Bagian Dokumen:
* * * * * * *

Advertisement
Advertisement
Advertisement
INFOGRAFIS INDEKS
Advertisement

Kisah Getir Penjaga Perbatasan NKRI di Natuna

Arie Dwi Satrio , Jurnalis-Senin, 02 September 2024 |05:37 WIB
Kisah Getir Penjaga Perbatasan NKRI di Natuna
Petugas Imigrasi di Kepulauan Natuna, Kepulauan Riau (Okezone.com/Arie Dwi Satrio)
A
A
A

NATUNA - Menjaga perbatasan Indonesia di pulau terluar bukan perkara mudah. Apalagi harus jauh dari keluarga. Rasa rindu akan orang-orang tercinta kerap menyelimuti hari-hari di tengah pengabdian. Itulah yang dialami petugas penjaga perbatasan NKRI di Natuna, Kepulauan Riau.

Tedy Wibisono misalnya. Pria asal Bandung, Jawa Barat ini harus rela meninggalkan anak dan istrinya demi tugas di Kantor Imigrasi (Kanim) Kelas II Ranai, Kabupaten Kepulauan Natuna.

Hampir lima tahun Tedy mengabdi sebagai penjaga gerbang utara NKRI di Natuna. Ia kini dipercaya sebagai Kepala Seksi Lalu Lintas Izin Tinggal Keimigrasian di Kanim Ranai. Tak seperti pejabat imigrasi daerah perkotaan yang bergelimang kemudahan, Tedy harus menyesuaikan diri dengan segala keterbatasan di pulau terluar Indonesia itu. Tapi, ia setia dengan pengabdiannya.

"Kalau ditanya merah putih atau enggak? Merah Putih sekali pak. NKRI harga matilah pokoknya di sini," kata Tedy saat ditemui di Ranai, Kabupaten Natuna tengah pekan lalu.

Petugas Imigrasi di Natuna memang mengemban tugas cukup berat dibanding daerah lainnya. Mereka harus menyisir puluhan pulau di Natuna. Kadang mereka bergantian untuk berjaga di Pos Lintas Batas Negara (PLBN) Pulau Serasan.

* * * * * * *

Data Tersimpan:

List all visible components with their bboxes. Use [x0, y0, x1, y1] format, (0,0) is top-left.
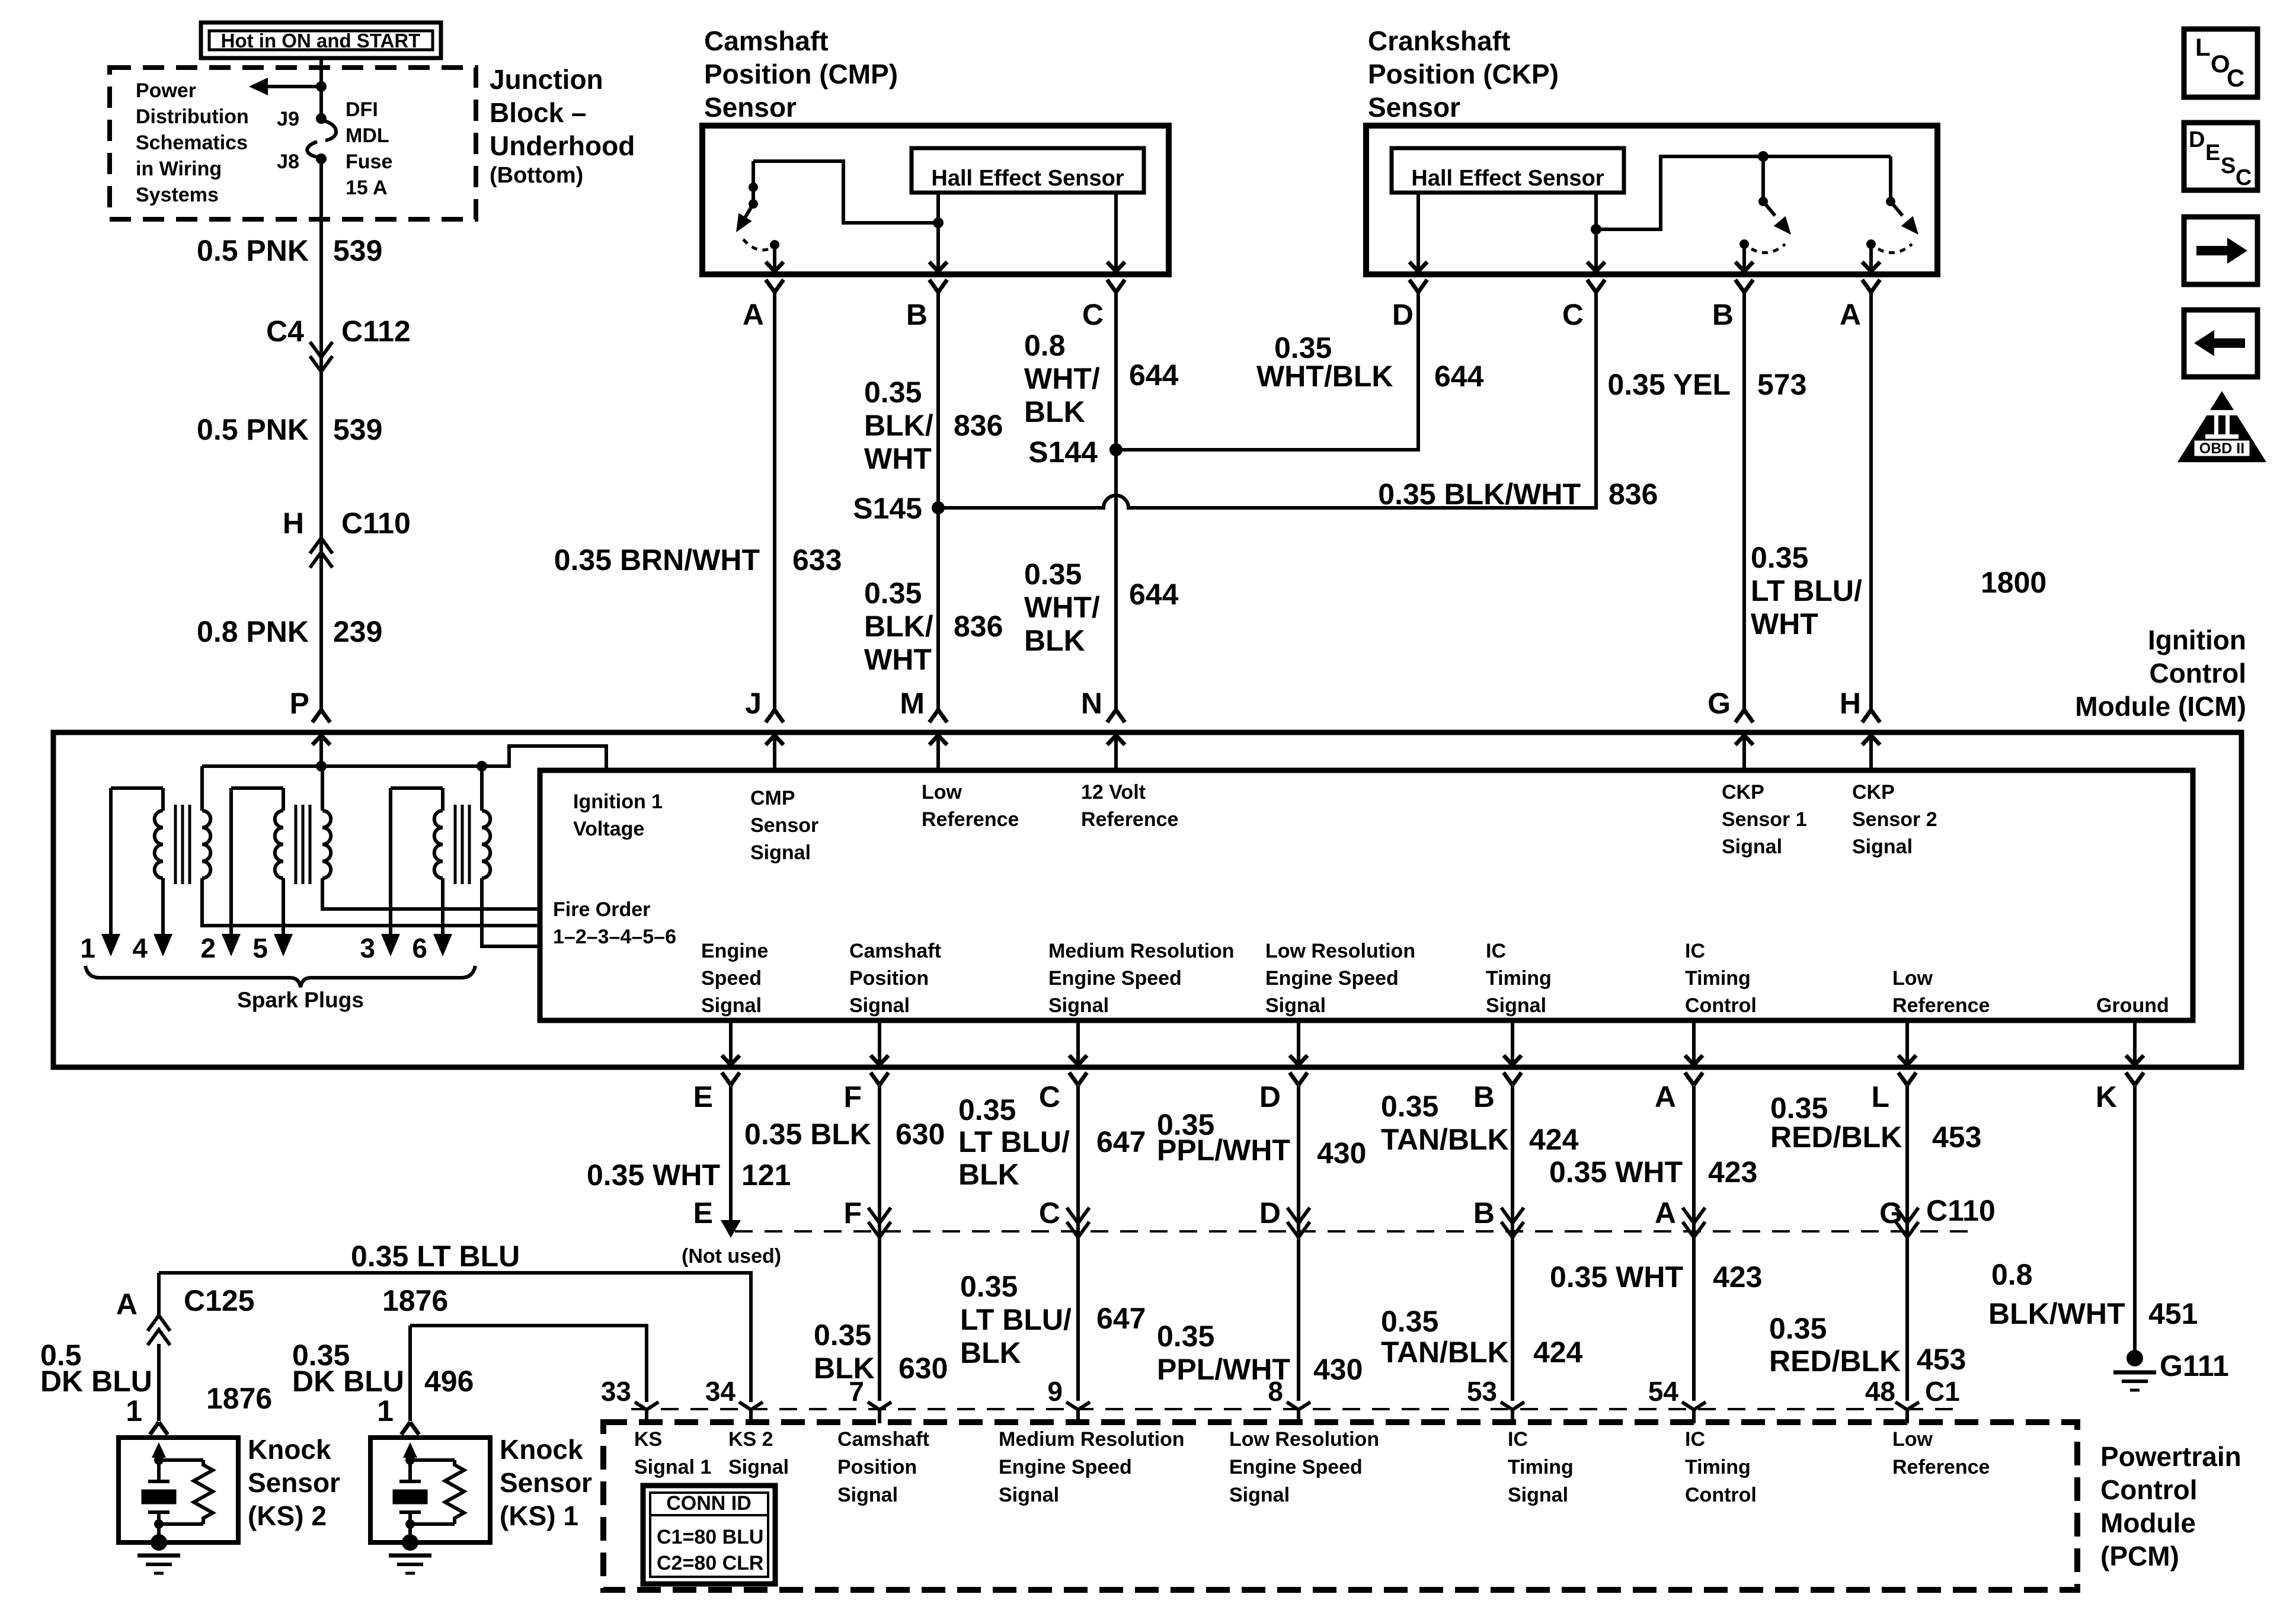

* * * * * * *

Tugas yang Dikerjakan:
**a)** Tolong tampilkan tanpa perubahan bagian artikel tentang penjaga perbatasan di Natuna yang diawali kata-kata yang memuat "Arie Dwi Satrio , Jurnalis-Senin, 02" dan diakhiri "(Okezone.com/Arie Dwi Satrio)".
**b)** Menurut artikel tentang penjaga perbatasan di Natuna, berapa lama Tedy Wibisono telah mengabdi di Natuna?
Baris-baris data di atas tidak diperlukan.

Hasil Latihan:
**a)**
Arie Dwi Satrio , Jurnalis-Senin, 02 September 2024 |05:37 WIB
Kisah Getir Penjaga Perbatasan NKRI di Natuna
Petugas Imigrasi di Kepulauan Natuna, Kepulauan Riau (Okezone.com/Arie Dwi Satrio)

**b)** Hampir lima tahun.